Objective.
Locate the string "HYUNDAI" throughout the material and copy every line in which it occurs.
== == ==
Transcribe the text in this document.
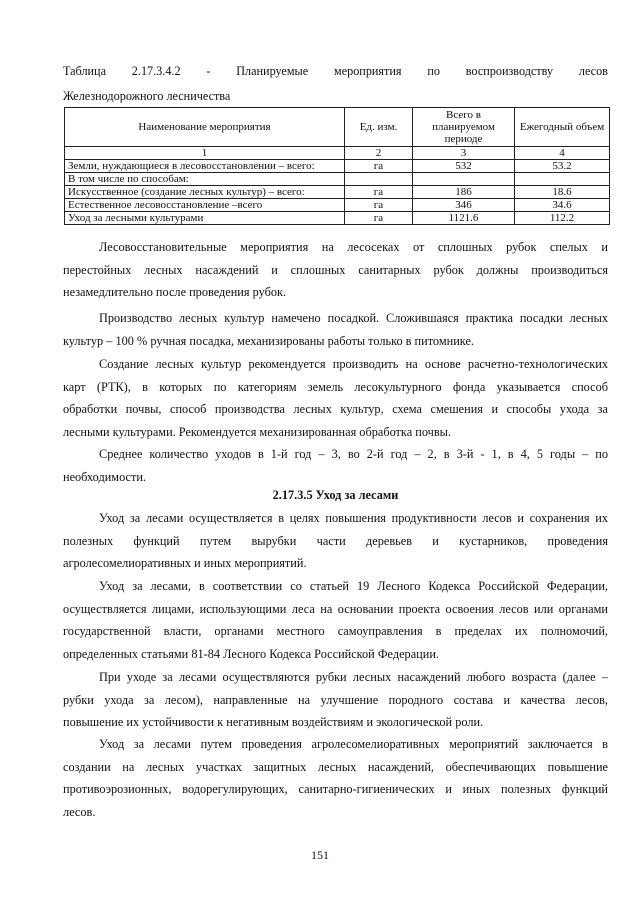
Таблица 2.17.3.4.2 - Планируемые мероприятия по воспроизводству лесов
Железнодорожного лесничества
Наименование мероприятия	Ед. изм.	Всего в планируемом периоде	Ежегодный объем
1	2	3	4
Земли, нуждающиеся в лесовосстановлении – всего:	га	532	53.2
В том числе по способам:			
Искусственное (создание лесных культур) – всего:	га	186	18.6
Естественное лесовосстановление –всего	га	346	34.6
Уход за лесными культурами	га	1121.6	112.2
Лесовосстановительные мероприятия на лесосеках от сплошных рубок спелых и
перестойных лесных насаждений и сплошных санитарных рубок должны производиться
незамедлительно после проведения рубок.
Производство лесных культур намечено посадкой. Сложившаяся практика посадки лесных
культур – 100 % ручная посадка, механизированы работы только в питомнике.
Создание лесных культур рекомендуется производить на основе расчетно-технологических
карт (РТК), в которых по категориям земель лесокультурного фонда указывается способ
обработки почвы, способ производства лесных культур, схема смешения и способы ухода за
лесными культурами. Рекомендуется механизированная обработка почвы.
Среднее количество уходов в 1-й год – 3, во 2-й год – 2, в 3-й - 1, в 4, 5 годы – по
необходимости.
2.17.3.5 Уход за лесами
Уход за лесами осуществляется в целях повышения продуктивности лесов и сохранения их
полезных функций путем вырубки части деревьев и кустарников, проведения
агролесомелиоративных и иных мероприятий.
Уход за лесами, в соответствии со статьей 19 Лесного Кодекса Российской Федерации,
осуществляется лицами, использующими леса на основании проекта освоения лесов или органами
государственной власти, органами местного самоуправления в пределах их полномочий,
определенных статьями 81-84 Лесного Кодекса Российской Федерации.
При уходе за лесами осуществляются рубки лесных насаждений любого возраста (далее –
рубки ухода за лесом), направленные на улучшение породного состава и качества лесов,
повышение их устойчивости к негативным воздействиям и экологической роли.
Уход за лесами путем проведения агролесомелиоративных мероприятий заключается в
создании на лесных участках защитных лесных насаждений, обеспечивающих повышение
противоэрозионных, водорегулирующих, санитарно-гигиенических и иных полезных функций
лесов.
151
== == ==
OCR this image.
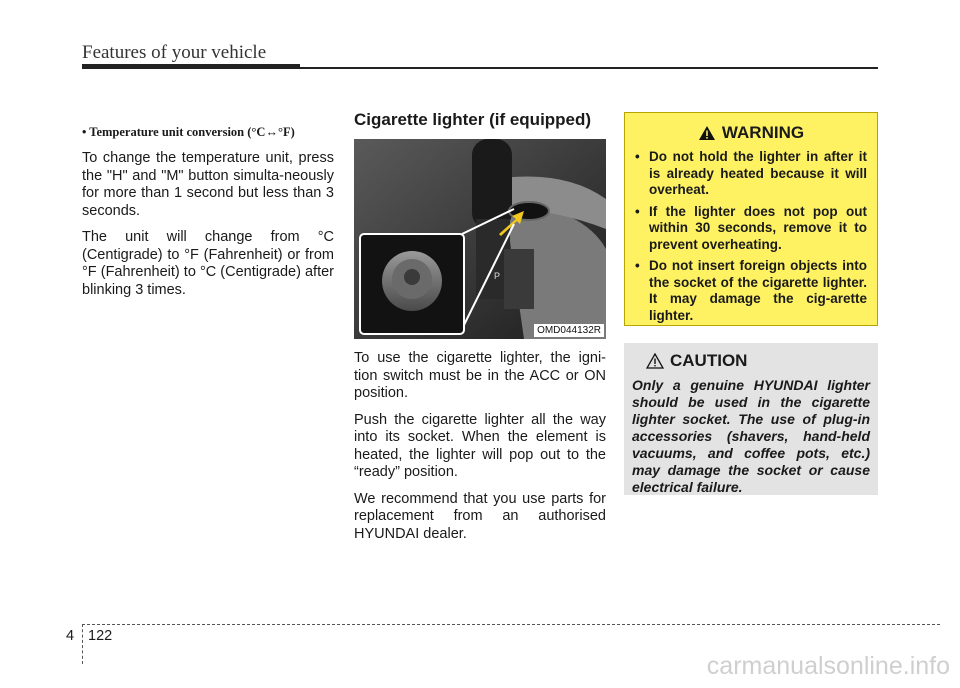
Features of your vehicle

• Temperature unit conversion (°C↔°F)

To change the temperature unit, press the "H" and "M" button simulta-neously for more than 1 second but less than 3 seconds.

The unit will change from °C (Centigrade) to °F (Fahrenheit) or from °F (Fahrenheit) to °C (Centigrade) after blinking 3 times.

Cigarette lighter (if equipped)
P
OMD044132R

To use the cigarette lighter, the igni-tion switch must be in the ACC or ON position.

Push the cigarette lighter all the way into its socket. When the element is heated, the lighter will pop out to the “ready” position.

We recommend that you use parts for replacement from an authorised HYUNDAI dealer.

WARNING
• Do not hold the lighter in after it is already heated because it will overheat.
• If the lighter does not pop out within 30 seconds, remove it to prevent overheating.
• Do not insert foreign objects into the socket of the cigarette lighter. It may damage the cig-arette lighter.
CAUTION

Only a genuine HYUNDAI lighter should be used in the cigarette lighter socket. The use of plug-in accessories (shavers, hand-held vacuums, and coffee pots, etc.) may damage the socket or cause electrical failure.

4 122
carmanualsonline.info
== == ==
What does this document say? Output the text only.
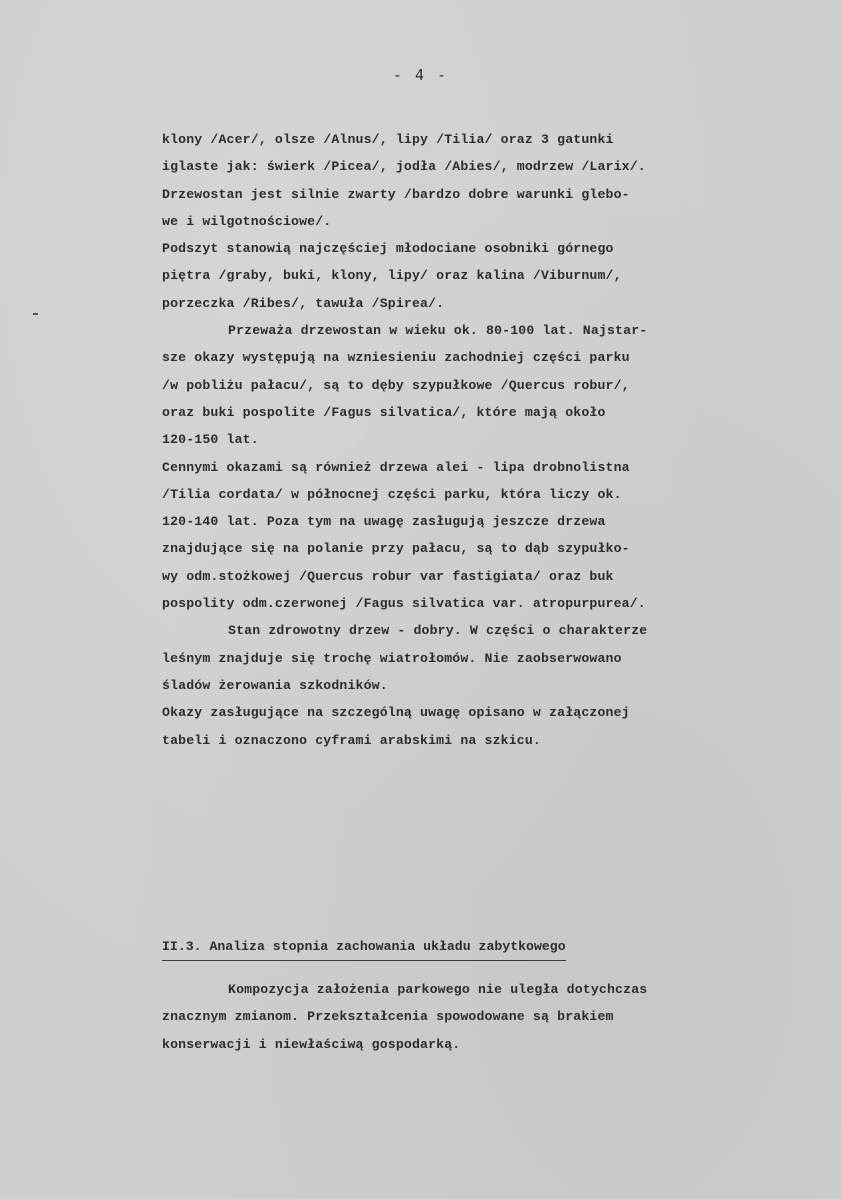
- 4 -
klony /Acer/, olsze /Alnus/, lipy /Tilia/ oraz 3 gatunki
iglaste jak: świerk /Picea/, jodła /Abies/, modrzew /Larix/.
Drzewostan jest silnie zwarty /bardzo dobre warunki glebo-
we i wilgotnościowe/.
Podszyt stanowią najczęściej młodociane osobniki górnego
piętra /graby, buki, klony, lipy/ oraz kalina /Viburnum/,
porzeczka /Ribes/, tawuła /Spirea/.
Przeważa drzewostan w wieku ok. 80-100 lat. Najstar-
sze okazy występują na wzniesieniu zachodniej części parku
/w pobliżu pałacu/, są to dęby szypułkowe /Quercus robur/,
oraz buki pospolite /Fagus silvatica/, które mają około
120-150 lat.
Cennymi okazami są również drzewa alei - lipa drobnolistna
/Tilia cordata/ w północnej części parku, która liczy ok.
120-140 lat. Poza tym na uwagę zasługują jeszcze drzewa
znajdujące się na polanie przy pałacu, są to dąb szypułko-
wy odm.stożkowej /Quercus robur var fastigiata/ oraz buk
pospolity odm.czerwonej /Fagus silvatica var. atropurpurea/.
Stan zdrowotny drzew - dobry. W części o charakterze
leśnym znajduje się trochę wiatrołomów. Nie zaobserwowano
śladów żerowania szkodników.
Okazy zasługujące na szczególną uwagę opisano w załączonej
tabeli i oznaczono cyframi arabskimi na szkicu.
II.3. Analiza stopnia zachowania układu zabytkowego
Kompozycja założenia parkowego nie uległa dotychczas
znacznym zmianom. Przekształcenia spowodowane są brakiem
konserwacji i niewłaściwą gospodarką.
== == ==
Task response.
We recommend that you use parts for replacement from an authorised HYUNDAI dealer.
Only a genuine HYUNDAI lighter should be used in the cigarette lighter socket. The use of plug-in accessories (shavers, hand-held vacuums, and coffee pots, etc.) may damage the socket or cause electrical failure.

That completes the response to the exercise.